→ Problem statement
Scan the listing below for the word "Outbound" and state how many lines hold it. Write nothing but the number.

→ Extracted records

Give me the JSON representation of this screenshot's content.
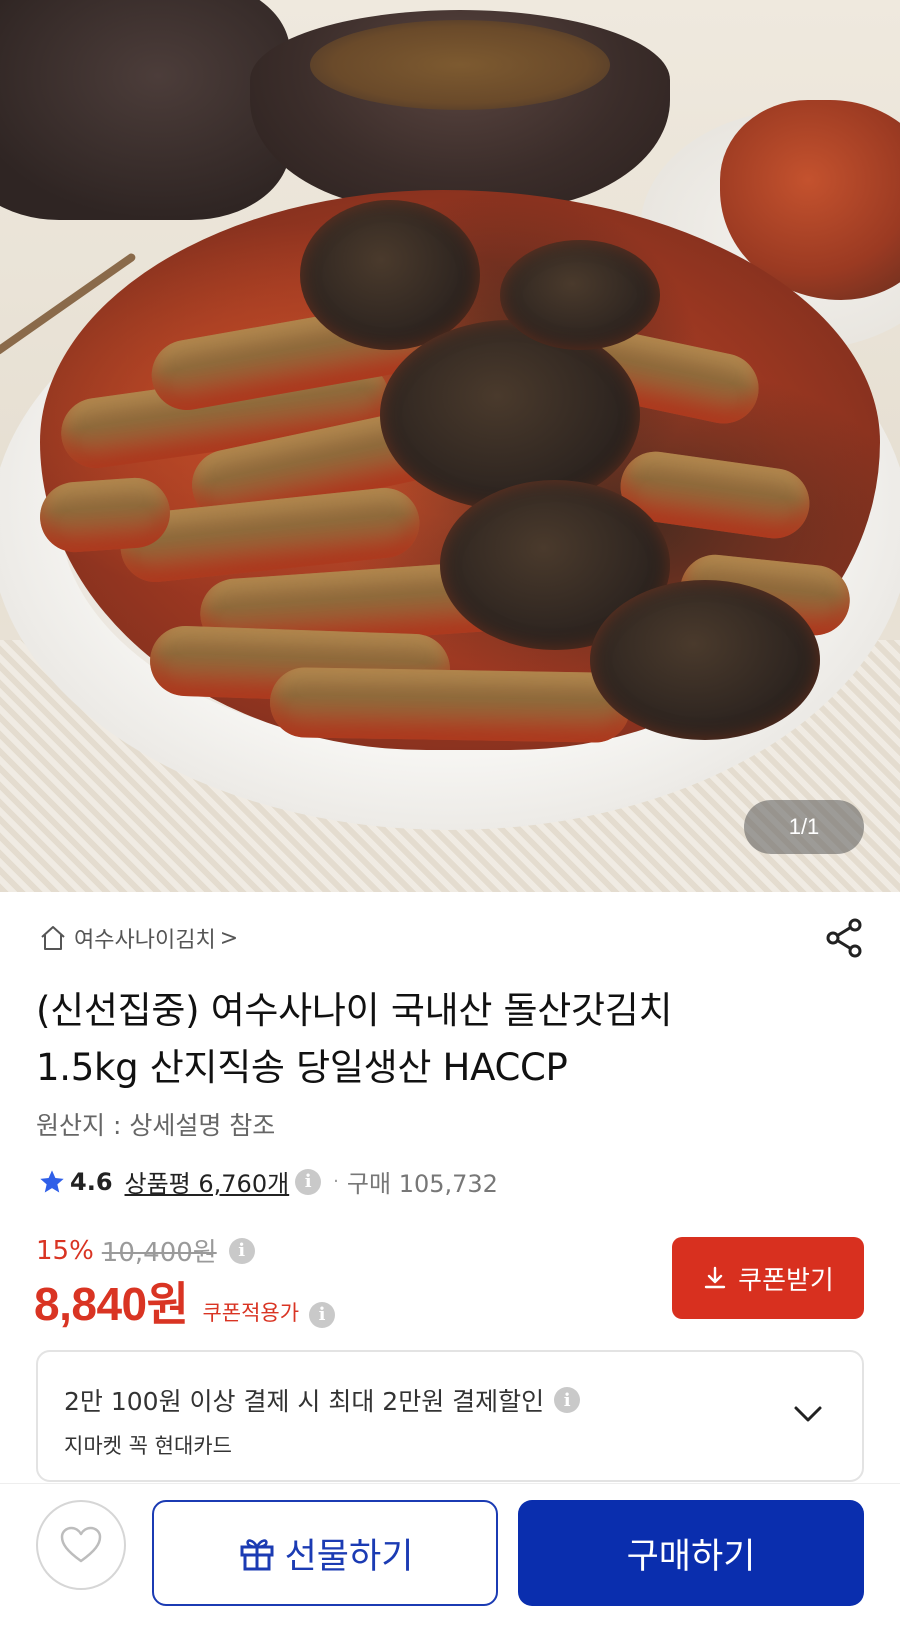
{
  "gallery": {
    "counter": "1/1"
  },
  "store": {
    "name": "여수사나이김치",
    "chevron": ">"
  },
  "product": {
    "title_line1": "(신선집중) 여수사나이 국내산 돌산갓김치",
    "title_line2": "1.5kg 산지직송 당일생산 HACCP",
    "origin": "원산지 : 상세설명 참조"
  },
  "rating": {
    "score": "4.6",
    "reviews_label": "상품평 6,760개",
    "separator": "·",
    "purchase_label": "구매 105,732",
    "star_color": "#2f5fe8"
  },
  "pricing": {
    "discount_rate": "15%",
    "original_price": "10,400원",
    "sale_price": "8,840원",
    "coupon_note": "쿠폰적용가",
    "accent_color": "#d93423"
  },
  "coupon_button": {
    "label": "쿠폰받기"
  },
  "promo": {
    "headline": "2만 100원 이상 결제 시 최대 2만원 결제할인",
    "card_name": "지마켓 꼭 현대카드"
  },
  "info_glyph": "i",
  "bottom_bar": {
    "gift_label": "선물하기",
    "buy_label": "구매하기",
    "primary_color": "#0a2eae"
  },
  "icons": {
    "home": "home-icon",
    "share": "share-icon",
    "star": "star-icon",
    "info": "info-icon",
    "download": "download-icon",
    "chevron_down": "chevron-down-icon",
    "heart": "heart-icon",
    "gift": "gift-icon"
  }
}
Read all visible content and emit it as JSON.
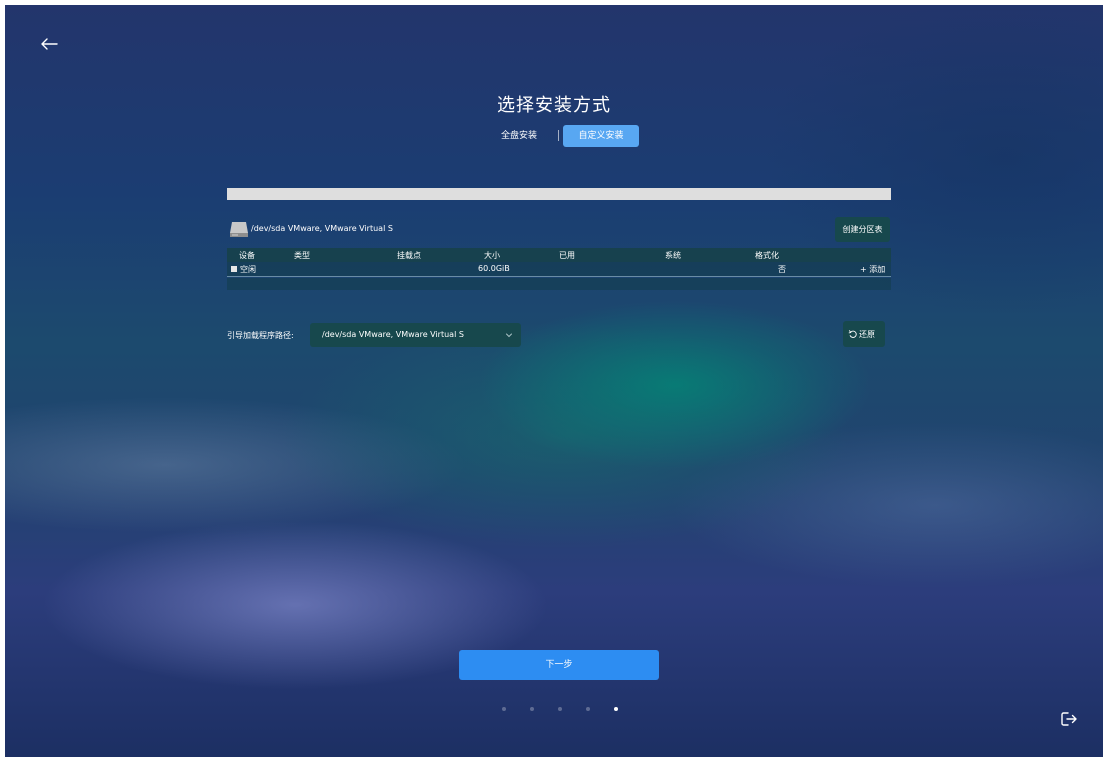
{
  "header": {
    "title": "选择安装方式"
  },
  "install_modes": {
    "full": "全盘安装",
    "custom": "自定义安装",
    "active": "custom"
  },
  "progress": {
    "fill": 1.0
  },
  "disk": {
    "label": "/dev/sda VMware, VMware Virtual S",
    "icon": "hard-disk-icon",
    "create_table_label": "创建分区表"
  },
  "table": {
    "headers": {
      "device": "设备",
      "type": "类型",
      "mount": "挂载点",
      "size": "大小",
      "used": "已用",
      "system": "系统",
      "format": "格式化"
    },
    "rows": [
      {
        "device": "空闲",
        "type": "",
        "mount": "",
        "size": "60.0GiB",
        "used": "",
        "system": "",
        "format": "否",
        "action": "+ 添加"
      }
    ]
  },
  "bootloader": {
    "label": "引导加载程序路径:",
    "value": "/dev/sda VMware, VMware Virtual S"
  },
  "actions": {
    "restore_label": "还原",
    "next_label": "下一步"
  },
  "pagination": {
    "total": 5,
    "current": 5
  },
  "icons": {
    "back": "back-arrow-icon",
    "exit": "exit-icon",
    "restore": "undo-icon",
    "chevron": "chevron-down-icon"
  },
  "colors": {
    "primary": "#2d8df2",
    "tab_active": "#58a7f2",
    "panel": "#17484d",
    "table_header": "#17414e"
  }
}
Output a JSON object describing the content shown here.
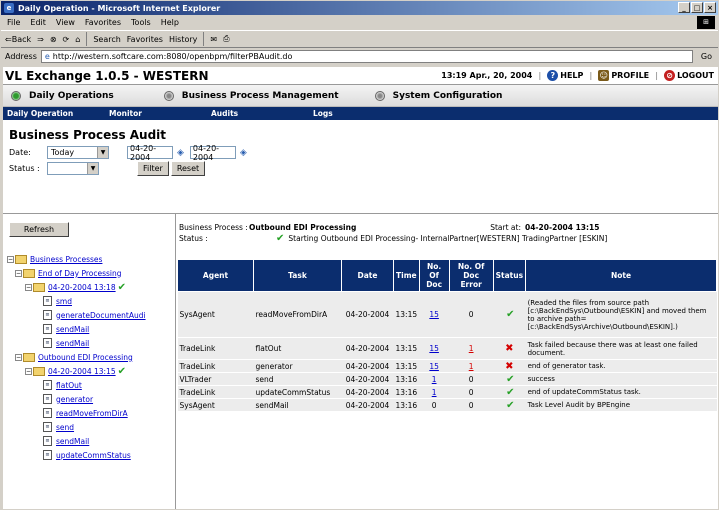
{
  "window": {
    "title": "Daily Operation - Microsoft Internet Explorer",
    "min": "_",
    "max": "□",
    "close": "×"
  },
  "menu": [
    "File",
    "Edit",
    "View",
    "Favorites",
    "Tools",
    "Help"
  ],
  "toolbar": {
    "back": "⇐Back",
    "fwd": "⇒",
    "search": "Search",
    "favorites": "Favorites",
    "history": "History"
  },
  "address": {
    "label": "Address",
    "url": "http://western.softcare.com:8080/openbpm/filterPBAudit.do",
    "go": "Go"
  },
  "app": {
    "title": "VL Exchange 1.0.5 - WESTERN",
    "datetime": "13:19  Apr., 20, 2004",
    "help": "HELP",
    "profile": "PROFILE",
    "logout": "LOGOUT"
  },
  "modules": [
    "Daily Operations",
    "Business Process Management",
    "System Configuration"
  ],
  "subnav": [
    "Daily Operation",
    "Monitor",
    "Audits",
    "Logs"
  ],
  "page": {
    "title": "Business Process Audit"
  },
  "filter": {
    "date_label": "Date:",
    "date_value": "Today",
    "from": "04-20-2004",
    "to": "04-20-2004",
    "status_label": "Status :",
    "status_value": "",
    "filter_btn": "Filter",
    "reset_btn": "Reset"
  },
  "left": {
    "refresh": "Refresh",
    "root": "Business Processes",
    "p1": "End of Day Processing",
    "p1_run": "04-20-2004 13:18",
    "p1_items": [
      "smd",
      "generateDocumentAudi",
      "sendMail",
      "sendMail"
    ],
    "p2": "Outbound EDI Processing",
    "p2_run": "04-20-2004 13:15",
    "p2_items": [
      "flatOut",
      "generator",
      "readMoveFromDirA",
      "send",
      "sendMail",
      "updateCommStatus"
    ]
  },
  "detail": {
    "bp_label": "Business Process :",
    "bp_value": "Outbound EDI Processing",
    "start_label": "Start at:",
    "start_value": "04-20-2004 13:15",
    "status_label": "Status :",
    "status_value": "Starting Outbound EDI Processing- InternalPartner[WESTERN] TradingPartner [ESKIN]"
  },
  "table": {
    "headers": [
      "Agent",
      "Task",
      "Date",
      "Time",
      "No. Of Doc",
      "No. Of Doc Error",
      "Status",
      "Note"
    ],
    "rows": [
      {
        "agent": "SysAgent",
        "task": "readMoveFromDirA",
        "date": "04-20-2004",
        "time": "13:15",
        "docs": "15",
        "errors": "0",
        "status": "ok",
        "note": "(Readed the files from source path [c:\\BackEndSys\\Outbound\\ESKIN] and moved them to archive path=[c:\\BackEndSys\\Archive\\Outbound\\ESKIN].)"
      },
      {
        "agent": "TradeLink",
        "task": "flatOut",
        "date": "04-20-2004",
        "time": "13:15",
        "docs": "15",
        "errors": "1",
        "status": "fail",
        "note": "Task failed because there was at least one failed document."
      },
      {
        "agent": "TradeLink",
        "task": "generator",
        "date": "04-20-2004",
        "time": "13:15",
        "docs": "15",
        "errors": "1",
        "status": "fail",
        "note": "end of generator task."
      },
      {
        "agent": "VLTrader",
        "task": "send",
        "date": "04-20-2004",
        "time": "13:16",
        "docs": "1",
        "errors": "0",
        "status": "ok",
        "note": "success"
      },
      {
        "agent": "TradeLink",
        "task": "updateCommStatus",
        "date": "04-20-2004",
        "time": "13:16",
        "docs": "1",
        "errors": "0",
        "status": "ok",
        "note": "end of updateCommStatus task."
      },
      {
        "agent": "SysAgent",
        "task": "sendMail",
        "date": "04-20-2004",
        "time": "13:16",
        "docs": "0",
        "errors": "0",
        "status": "ok",
        "note": "Task Level Audit by BPEngine"
      }
    ]
  },
  "icons": {
    "ok": "✔",
    "fail": "✖"
  }
}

→ Exercise result
4